> **DIRECTIONS**: Take the data that follows and retype it word for word.

> **INFORMATION PROVIDED**:
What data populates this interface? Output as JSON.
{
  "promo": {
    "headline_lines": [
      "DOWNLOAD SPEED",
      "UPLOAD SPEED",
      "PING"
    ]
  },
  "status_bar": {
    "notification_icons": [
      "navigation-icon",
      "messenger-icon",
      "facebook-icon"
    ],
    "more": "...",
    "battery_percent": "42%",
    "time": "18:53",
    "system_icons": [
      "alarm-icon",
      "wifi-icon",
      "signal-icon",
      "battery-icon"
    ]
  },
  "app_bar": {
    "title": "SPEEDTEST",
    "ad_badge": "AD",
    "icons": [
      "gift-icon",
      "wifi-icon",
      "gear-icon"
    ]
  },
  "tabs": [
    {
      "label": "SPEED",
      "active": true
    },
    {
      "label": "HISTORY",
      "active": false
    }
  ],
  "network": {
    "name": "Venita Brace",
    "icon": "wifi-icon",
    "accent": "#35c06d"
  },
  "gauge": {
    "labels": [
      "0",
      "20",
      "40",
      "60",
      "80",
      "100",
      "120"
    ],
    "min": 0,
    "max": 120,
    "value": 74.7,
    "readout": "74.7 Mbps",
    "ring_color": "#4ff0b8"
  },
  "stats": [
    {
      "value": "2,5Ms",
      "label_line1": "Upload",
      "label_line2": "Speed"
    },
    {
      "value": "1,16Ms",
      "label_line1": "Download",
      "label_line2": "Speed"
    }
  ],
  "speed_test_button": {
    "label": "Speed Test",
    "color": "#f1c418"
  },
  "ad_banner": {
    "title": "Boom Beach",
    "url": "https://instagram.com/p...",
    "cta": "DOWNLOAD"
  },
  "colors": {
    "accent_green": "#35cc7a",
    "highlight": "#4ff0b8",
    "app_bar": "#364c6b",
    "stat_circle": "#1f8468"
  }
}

> **WRITTEN SOLUTION**:
What data populates this interface? Output as JSON.
{
  "promo": {
    "headline_lines": [
      "DOWNLOAD SPEED",
      "UPLOAD SPEED",
      "PING"
    ]
  },
  "status_bar": {
    "notification_icons": [
      "navigation-icon",
      "messenger-icon",
      "facebook-icon"
    ],
    "more": "...",
    "battery_percent": "42%",
    "time": "18:53",
    "system_icons": [
      "alarm-icon",
      "wifi-icon",
      "signal-icon",
      "battery-icon"
    ]
  },
  "app_bar": {
    "title": "SPEEDTEST",
    "ad_badge": "AD",
    "icons": [
      "gift-icon",
      "wifi-icon",
      "gear-icon"
    ]
  },
  "tabs": [
    {
      "label": "SPEED",
      "active": true
    },
    {
      "label": "HISTORY",
      "active": false
    }
  ],
  "network": {
    "name": "Venita Brace",
    "icon": "wifi-icon",
    "accent": "#35c06d"
  },
  "gauge": {
    "labels": [
      "0",
      "20",
      "40",
      "60",
      "80",
      "100",
      "120"
    ],
    "min": 0,
    "max": 120,
    "value": 74.7,
    "readout": "74.7 Mbps",
    "ring_color": "#4ff0b8"
  },
  "stats": [
    {
      "value": "2,5Ms",
      "label_line1": "Upload",
      "label_line2": "Speed"
    },
    {
      "value": "1,16Ms",
      "label_line1": "Download",
      "label_line2": "Speed"
    }
  ],
  "speed_test_button": {
    "label": "Speed Test",
    "color": "#f1c418"
  },
  "ad_banner": {
    "title": "Boom Beach",
    "url": "https://instagram.com/p...",
    "cta": "DOWNLOAD"
  },
  "colors": {
    "accent_green": "#35cc7a",
    "highlight": "#4ff0b8",
    "app_bar": "#364c6b",
    "stat_circle": "#1f8468"
  }
}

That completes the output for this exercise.